Data for the task:
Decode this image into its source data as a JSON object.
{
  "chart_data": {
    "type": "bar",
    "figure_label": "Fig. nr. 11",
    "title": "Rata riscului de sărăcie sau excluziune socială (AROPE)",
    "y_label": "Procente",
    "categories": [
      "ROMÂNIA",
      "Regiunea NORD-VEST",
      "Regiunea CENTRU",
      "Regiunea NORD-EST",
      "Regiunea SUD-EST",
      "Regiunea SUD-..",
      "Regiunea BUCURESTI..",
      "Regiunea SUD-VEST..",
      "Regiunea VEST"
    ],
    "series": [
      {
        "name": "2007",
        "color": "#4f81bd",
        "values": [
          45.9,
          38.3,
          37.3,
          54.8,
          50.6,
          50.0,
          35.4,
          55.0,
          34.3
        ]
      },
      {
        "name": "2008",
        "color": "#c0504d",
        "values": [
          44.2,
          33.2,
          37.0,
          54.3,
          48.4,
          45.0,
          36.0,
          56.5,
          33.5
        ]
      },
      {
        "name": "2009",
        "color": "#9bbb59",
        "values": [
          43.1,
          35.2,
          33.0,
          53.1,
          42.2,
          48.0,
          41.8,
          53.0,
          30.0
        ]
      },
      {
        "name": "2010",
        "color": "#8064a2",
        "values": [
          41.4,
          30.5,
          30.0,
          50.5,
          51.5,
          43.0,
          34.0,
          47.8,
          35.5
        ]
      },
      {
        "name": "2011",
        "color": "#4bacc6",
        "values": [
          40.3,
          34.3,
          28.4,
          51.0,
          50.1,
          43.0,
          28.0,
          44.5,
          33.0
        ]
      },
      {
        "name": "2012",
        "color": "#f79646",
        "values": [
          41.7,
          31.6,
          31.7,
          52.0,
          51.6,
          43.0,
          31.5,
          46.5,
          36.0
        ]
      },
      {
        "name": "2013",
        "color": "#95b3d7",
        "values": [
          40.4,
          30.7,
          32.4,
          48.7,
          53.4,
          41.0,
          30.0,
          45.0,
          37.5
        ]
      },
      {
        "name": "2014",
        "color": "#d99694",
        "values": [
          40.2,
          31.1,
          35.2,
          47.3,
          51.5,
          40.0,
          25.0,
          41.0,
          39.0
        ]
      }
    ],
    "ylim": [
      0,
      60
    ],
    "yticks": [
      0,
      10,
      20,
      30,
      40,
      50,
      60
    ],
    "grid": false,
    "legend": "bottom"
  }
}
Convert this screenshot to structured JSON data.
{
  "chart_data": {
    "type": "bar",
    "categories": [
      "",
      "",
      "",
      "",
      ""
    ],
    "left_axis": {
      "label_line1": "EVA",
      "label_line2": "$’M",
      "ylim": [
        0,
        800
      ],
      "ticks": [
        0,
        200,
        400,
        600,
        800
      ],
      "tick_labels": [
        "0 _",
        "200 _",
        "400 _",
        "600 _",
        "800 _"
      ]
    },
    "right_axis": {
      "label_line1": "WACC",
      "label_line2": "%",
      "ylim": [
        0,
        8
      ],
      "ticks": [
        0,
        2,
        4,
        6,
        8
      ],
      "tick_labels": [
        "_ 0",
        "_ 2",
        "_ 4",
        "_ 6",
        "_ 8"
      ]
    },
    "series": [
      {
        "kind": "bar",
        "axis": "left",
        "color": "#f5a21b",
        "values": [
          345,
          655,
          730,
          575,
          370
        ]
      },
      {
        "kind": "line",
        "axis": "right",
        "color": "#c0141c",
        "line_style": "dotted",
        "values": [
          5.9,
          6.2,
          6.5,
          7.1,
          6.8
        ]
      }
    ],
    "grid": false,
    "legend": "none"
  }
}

Task to complete: Copy each line above that contains the string "VEST".

Response for this exercise:
      "Regiunea NORD-VEST",
      "Regiunea SUD-VEST..",
      "Regiunea VEST"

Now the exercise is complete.